- STATED PROBLEM -
Set down all of the data exactly as it appears.

Data records:
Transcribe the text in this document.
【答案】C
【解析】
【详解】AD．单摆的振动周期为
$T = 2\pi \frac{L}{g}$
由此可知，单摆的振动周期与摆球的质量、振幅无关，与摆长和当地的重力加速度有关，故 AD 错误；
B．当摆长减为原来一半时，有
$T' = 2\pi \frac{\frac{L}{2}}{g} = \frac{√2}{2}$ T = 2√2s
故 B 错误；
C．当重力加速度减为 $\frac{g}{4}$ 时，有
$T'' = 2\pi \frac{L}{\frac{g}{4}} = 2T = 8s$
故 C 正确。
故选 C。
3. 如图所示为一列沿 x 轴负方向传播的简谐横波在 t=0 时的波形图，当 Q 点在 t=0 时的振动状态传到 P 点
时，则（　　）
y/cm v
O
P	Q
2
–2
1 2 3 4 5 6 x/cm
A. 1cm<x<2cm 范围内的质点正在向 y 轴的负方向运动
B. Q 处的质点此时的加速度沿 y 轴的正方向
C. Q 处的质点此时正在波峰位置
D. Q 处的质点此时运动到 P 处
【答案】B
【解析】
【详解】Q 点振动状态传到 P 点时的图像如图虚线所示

- FINISHED EXERCISE -
Transcribe the text in this document.
【答案】C
【解析】
【详解】AD．单摆的振动周期为
$T = 2\pi \frac{L}{g}$
由此可知，单摆的振动周期与摆球的质量、振幅无关，与摆长和当地的重力加速度有关，故 AD 错误；
B．当摆长减为原来一半时，有
$T' = 2\pi \frac{\frac{L}{2}}{g} = \frac{√2}{2}$ T = 2√2s
故 B 错误；
C．当重力加速度减为 $\frac{g}{4}$ 时，有
$T'' = 2\pi \frac{L}{\frac{g}{4}} = 2T = 8s$
故 C 正确。
故选 C。
3. 如图所示为一列沿 x 轴负方向传播的简谐横波在 t=0 时的波形图，当 Q 点在 t=0 时的振动状态传到 P 点
时，则（　　）
y/cm v
O
P	Q
2
–2
1 2 3 4 5 6 x/cm
A. 1cm<x<2cm 范围内的质点正在向 y 轴的负方向运动
B. Q 处的质点此时的加速度沿 y 轴的正方向
C. Q 处的质点此时正在波峰位置
D. Q 处的质点此时运动到 P 处
【答案】B
【解析】
【详解】Q 点振动状态传到 P 点时的图像如图虚线所示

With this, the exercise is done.